▶ [To be done]
Among the entries below, find the lines with "Lite" and copy them.
Begin Provided data
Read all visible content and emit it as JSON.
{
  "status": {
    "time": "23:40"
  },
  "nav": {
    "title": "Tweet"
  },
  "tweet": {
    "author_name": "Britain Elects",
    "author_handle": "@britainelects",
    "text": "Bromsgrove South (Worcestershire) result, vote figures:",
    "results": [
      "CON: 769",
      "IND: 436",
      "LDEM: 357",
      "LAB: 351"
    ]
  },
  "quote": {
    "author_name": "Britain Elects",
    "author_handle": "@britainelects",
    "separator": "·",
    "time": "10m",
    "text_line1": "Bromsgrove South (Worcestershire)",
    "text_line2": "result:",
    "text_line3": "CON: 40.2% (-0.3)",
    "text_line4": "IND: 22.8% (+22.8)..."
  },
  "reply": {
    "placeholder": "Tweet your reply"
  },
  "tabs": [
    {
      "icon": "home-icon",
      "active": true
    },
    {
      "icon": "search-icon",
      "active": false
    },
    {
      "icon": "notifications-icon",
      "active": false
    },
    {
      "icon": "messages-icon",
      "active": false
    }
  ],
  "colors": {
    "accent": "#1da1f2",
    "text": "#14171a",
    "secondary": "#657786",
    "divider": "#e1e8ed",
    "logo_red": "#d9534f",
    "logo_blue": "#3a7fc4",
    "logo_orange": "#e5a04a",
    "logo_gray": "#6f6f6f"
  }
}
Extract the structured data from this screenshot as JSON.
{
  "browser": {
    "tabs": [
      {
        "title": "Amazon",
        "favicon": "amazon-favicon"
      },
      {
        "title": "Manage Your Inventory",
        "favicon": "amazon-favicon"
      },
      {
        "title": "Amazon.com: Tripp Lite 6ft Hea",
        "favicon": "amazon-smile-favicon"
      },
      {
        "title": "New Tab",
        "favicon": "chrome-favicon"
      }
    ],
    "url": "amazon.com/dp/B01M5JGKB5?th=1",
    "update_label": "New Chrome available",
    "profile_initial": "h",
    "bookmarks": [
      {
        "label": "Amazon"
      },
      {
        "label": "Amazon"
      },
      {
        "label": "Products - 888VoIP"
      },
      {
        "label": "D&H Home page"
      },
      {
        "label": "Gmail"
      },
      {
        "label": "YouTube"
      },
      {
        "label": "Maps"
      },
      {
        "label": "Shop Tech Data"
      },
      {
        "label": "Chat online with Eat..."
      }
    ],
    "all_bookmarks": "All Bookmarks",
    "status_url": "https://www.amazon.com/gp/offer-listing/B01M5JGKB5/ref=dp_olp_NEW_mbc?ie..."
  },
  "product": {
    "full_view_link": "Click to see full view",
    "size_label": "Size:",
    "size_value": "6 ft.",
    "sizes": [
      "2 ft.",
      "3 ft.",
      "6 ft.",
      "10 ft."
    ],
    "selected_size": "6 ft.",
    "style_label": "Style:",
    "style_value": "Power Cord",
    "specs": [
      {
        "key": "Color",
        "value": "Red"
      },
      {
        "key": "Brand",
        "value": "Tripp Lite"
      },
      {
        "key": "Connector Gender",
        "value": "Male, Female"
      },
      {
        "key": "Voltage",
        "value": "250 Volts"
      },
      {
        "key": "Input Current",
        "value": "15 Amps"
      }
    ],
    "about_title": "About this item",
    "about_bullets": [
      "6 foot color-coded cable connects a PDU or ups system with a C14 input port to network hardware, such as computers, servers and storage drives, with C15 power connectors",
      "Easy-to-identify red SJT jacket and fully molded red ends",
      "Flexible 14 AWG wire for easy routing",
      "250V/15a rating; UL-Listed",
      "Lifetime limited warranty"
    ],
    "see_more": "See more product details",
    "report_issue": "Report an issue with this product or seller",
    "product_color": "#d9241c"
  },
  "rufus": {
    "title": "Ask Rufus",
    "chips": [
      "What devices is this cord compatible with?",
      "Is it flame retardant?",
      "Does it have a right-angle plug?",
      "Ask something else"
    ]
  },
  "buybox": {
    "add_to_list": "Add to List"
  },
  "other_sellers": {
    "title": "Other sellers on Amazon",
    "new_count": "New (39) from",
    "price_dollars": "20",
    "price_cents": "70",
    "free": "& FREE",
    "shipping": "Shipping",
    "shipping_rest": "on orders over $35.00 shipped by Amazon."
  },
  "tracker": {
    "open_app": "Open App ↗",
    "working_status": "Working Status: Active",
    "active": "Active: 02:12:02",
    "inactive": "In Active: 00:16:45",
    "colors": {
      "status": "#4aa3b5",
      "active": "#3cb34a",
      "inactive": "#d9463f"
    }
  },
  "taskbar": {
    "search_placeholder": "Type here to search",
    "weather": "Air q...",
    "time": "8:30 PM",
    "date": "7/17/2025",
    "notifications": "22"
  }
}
End Provided data
▶ [Final result]
        "title": "Amazon.com: Tripp Lite 6ft Hea",
        "value": "Tripp Lite"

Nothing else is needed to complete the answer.